**Data**
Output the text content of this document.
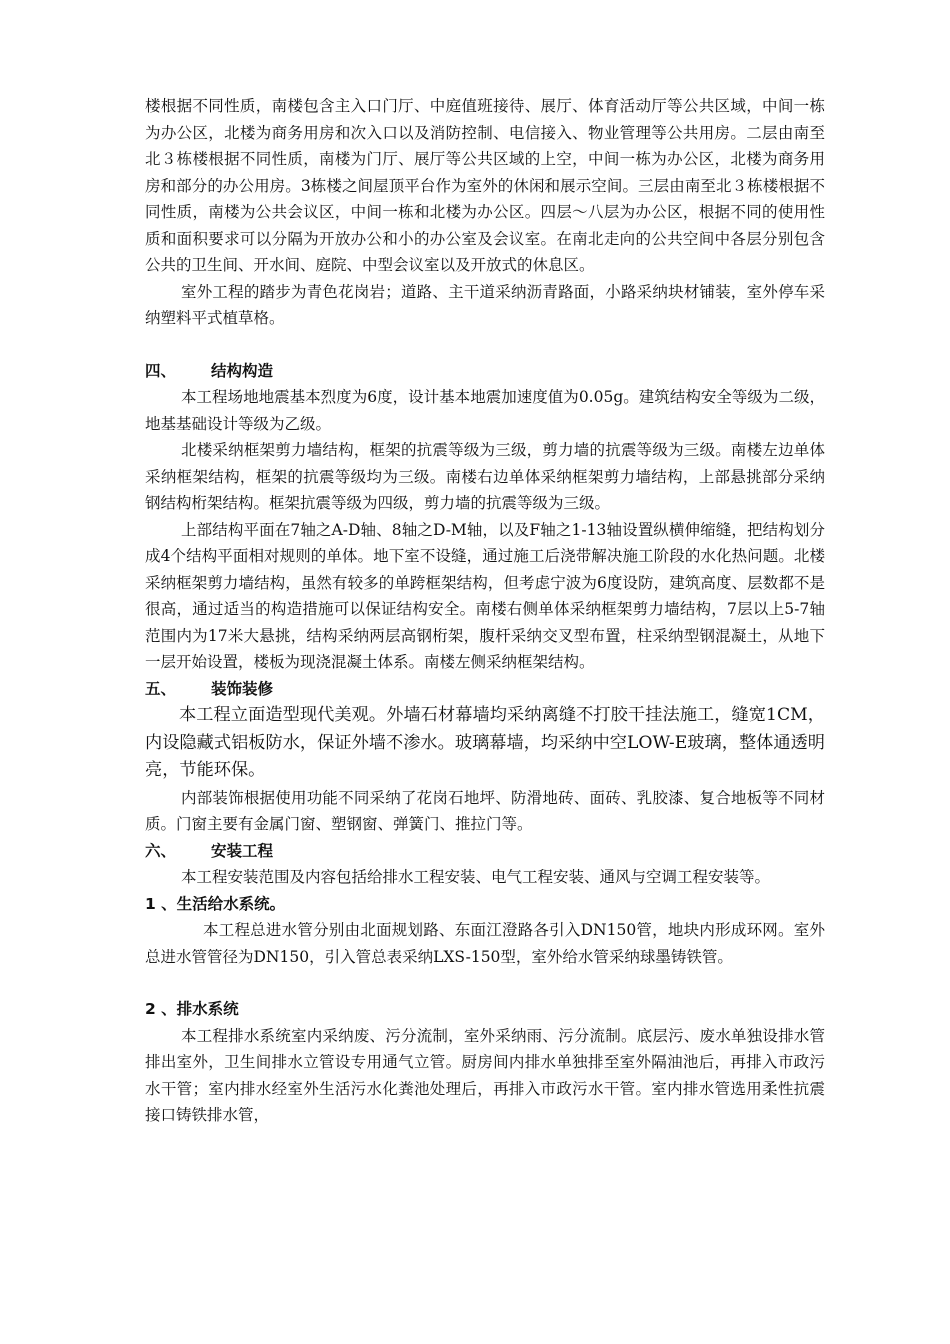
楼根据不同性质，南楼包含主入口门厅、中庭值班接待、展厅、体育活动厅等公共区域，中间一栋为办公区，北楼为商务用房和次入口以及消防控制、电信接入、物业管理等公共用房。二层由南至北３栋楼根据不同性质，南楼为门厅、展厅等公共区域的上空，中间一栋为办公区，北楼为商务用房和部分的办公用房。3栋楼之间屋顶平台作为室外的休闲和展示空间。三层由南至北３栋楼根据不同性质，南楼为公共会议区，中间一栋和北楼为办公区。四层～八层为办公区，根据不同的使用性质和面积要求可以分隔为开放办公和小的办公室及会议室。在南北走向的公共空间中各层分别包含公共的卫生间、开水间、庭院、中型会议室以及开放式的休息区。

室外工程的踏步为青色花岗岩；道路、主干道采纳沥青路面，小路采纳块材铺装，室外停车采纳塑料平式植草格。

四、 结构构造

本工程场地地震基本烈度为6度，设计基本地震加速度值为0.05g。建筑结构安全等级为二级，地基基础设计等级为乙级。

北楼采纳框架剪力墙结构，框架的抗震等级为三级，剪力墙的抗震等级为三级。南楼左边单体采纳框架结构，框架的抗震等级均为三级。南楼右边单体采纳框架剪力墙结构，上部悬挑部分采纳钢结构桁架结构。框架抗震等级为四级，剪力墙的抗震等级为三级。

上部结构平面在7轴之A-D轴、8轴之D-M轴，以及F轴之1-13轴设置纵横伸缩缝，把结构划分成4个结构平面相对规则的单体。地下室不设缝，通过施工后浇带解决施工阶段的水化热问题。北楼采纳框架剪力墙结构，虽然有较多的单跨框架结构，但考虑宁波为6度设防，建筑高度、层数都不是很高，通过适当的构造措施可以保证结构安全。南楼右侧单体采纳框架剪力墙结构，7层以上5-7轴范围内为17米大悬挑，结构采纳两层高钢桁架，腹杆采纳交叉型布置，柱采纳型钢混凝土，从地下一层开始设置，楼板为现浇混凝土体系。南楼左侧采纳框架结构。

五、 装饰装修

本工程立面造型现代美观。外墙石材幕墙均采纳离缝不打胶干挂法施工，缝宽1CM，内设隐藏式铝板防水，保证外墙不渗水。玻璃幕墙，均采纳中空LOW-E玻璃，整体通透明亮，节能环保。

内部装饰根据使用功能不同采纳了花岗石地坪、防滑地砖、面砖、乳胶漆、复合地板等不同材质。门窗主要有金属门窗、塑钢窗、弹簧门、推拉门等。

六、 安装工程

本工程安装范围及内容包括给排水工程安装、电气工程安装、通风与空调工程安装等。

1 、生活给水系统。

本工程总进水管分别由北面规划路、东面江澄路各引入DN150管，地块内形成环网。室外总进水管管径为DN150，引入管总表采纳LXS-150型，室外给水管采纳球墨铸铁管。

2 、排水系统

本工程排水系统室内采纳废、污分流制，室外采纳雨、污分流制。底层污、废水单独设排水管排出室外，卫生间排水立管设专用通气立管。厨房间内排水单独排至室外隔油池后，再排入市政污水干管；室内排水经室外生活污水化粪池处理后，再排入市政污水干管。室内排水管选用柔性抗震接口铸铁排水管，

--

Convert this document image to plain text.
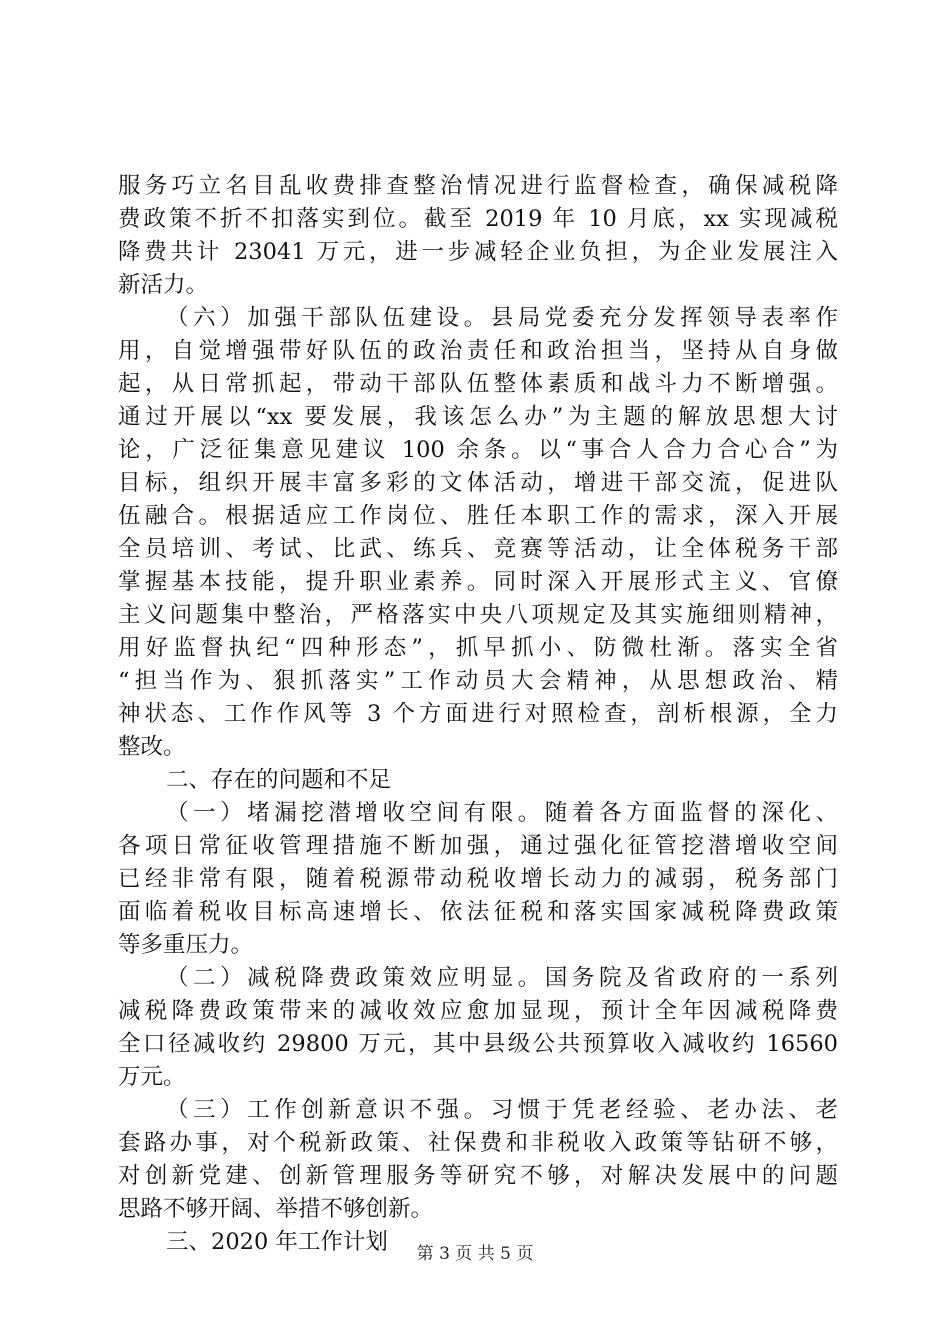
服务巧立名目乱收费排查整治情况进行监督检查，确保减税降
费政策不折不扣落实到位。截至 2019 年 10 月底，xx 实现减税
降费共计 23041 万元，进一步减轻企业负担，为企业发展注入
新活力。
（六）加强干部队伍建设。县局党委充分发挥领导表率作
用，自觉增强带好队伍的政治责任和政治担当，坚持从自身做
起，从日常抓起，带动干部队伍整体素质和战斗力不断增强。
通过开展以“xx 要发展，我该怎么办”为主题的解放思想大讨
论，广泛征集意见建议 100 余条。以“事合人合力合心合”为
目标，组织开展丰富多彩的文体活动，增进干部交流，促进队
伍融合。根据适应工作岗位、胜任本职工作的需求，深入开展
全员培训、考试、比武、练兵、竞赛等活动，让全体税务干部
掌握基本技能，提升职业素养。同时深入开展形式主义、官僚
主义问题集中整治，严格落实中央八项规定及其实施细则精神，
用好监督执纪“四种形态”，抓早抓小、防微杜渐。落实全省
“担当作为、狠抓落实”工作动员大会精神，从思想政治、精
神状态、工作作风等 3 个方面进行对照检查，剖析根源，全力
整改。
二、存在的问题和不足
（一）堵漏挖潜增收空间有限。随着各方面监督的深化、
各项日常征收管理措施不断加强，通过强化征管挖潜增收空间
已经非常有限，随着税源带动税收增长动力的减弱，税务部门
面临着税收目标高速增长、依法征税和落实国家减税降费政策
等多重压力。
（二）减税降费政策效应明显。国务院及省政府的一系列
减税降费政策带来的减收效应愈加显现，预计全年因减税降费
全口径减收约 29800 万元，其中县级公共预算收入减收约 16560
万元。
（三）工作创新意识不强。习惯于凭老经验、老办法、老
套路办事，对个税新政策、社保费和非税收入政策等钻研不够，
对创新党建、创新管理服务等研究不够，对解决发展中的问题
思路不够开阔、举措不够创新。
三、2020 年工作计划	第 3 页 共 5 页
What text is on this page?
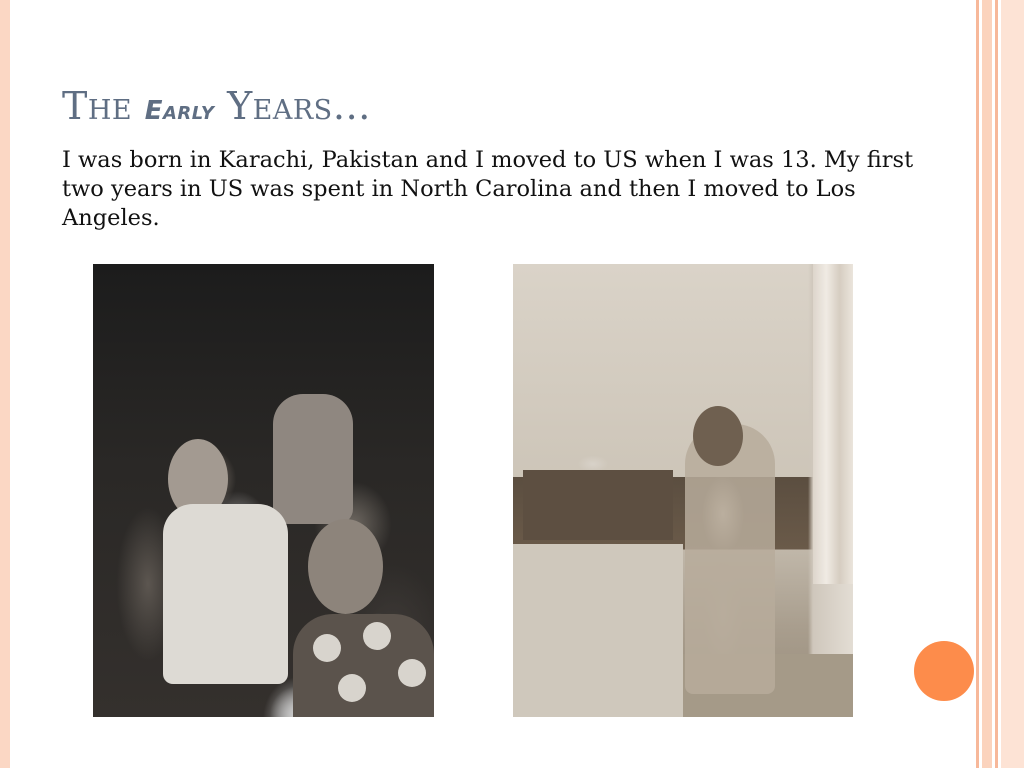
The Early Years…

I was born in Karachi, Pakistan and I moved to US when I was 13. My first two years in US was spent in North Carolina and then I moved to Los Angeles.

**Problem details**
Count how many lines hold the string "this" and give that number alone.

**Output**
3